[Excerpts from a figure dataset]

* * * * *

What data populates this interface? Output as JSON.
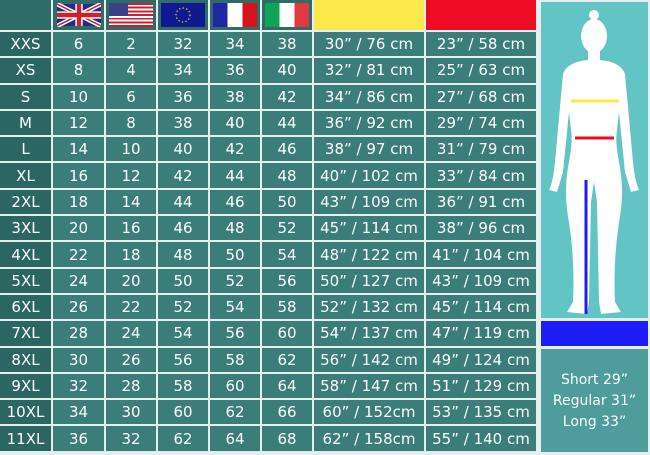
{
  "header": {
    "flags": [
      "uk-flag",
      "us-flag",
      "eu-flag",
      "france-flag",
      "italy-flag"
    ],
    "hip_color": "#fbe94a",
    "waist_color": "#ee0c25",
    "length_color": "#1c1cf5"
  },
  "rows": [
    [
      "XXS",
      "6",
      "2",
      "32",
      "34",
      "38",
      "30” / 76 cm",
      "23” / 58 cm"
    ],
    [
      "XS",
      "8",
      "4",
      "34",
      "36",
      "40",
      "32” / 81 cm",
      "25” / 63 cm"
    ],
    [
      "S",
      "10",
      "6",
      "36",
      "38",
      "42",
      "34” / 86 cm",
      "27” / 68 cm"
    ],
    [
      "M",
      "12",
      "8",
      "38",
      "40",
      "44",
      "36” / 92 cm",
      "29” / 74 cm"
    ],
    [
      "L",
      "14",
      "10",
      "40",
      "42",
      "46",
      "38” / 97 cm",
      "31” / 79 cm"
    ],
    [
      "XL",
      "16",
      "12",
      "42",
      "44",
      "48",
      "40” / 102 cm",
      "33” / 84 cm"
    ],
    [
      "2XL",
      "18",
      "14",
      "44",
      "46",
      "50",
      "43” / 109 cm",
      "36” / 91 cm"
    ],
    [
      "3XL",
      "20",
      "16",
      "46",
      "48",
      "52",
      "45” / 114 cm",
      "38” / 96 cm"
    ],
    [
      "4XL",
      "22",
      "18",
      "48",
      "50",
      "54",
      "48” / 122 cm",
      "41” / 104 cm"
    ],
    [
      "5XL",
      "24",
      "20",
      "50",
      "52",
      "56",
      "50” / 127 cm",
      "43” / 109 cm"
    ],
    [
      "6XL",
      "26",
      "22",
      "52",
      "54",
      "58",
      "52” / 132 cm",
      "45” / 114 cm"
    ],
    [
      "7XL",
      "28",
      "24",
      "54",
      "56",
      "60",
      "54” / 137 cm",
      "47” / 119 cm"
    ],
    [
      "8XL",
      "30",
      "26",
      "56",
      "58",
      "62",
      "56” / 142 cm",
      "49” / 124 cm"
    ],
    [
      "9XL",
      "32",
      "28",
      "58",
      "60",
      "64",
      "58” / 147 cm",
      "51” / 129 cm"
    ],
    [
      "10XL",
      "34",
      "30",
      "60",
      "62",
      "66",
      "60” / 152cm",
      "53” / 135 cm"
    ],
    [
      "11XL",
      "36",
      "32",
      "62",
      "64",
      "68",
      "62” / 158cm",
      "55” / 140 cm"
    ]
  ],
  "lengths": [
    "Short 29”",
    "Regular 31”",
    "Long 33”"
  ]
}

* * * * *

## Work to do
Print out the material word for word, omitting the pictures.

## Correct answer
What data populates this interface? Output as JSON.
{
  "header": {
    "flags": [
      "uk-flag",
      "us-flag",
      "eu-flag",
      "france-flag",
      "italy-flag"
    ],
    "hip_color": "#fbe94a",
    "waist_color": "#ee0c25",
    "length_color": "#1c1cf5"
  },
  "rows": [
    [
      "XXS",
      "6",
      "2",
      "32",
      "34",
      "38",
      "30” / 76 cm",
      "23” / 58 cm"
    ],
    [
      "XS",
      "8",
      "4",
      "34",
      "36",
      "40",
      "32” / 81 cm",
      "25” / 63 cm"
    ],
    [
      "S",
      "10",
      "6",
      "36",
      "38",
      "42",
      "34” / 86 cm",
      "27” / 68 cm"
    ],
    [
      "M",
      "12",
      "8",
      "38",
      "40",
      "44",
      "36” / 92 cm",
      "29” / 74 cm"
    ],
    [
      "L",
      "14",
      "10",
      "40",
      "42",
      "46",
      "38” / 97 cm",
      "31” / 79 cm"
    ],
    [
      "XL",
      "16",
      "12",
      "42",
      "44",
      "48",
      "40” / 102 cm",
      "33” / 84 cm"
    ],
    [
      "2XL",
      "18",
      "14",
      "44",
      "46",
      "50",
      "43” / 109 cm",
      "36” / 91 cm"
    ],
    [
      "3XL",
      "20",
      "16",
      "46",
      "48",
      "52",
      "45” / 114 cm",
      "38” / 96 cm"
    ],
    [
      "4XL",
      "22",
      "18",
      "48",
      "50",
      "54",
      "48” / 122 cm",
      "41” / 104 cm"
    ],
    [
      "5XL",
      "24",
      "20",
      "50",
      "52",
      "56",
      "50” / 127 cm",
      "43” / 109 cm"
    ],
    [
      "6XL",
      "26",
      "22",
      "52",
      "54",
      "58",
      "52” / 132 cm",
      "45” / 114 cm"
    ],
    [
      "7XL",
      "28",
      "24",
      "54",
      "56",
      "60",
      "54” / 137 cm",
      "47” / 119 cm"
    ],
    [
      "8XL",
      "30",
      "26",
      "56",
      "58",
      "62",
      "56” / 142 cm",
      "49” / 124 cm"
    ],
    [
      "9XL",
      "32",
      "28",
      "58",
      "60",
      "64",
      "58” / 147 cm",
      "51” / 129 cm"
    ],
    [
      "10XL",
      "34",
      "30",
      "60",
      "62",
      "66",
      "60” / 152cm",
      "53” / 135 cm"
    ],
    [
      "11XL",
      "36",
      "32",
      "62",
      "64",
      "68",
      "62” / 158cm",
      "55” / 140 cm"
    ]
  ],
  "lengths": [
    "Short 29”",
    "Regular 31”",
    "Long 33”"
  ]
}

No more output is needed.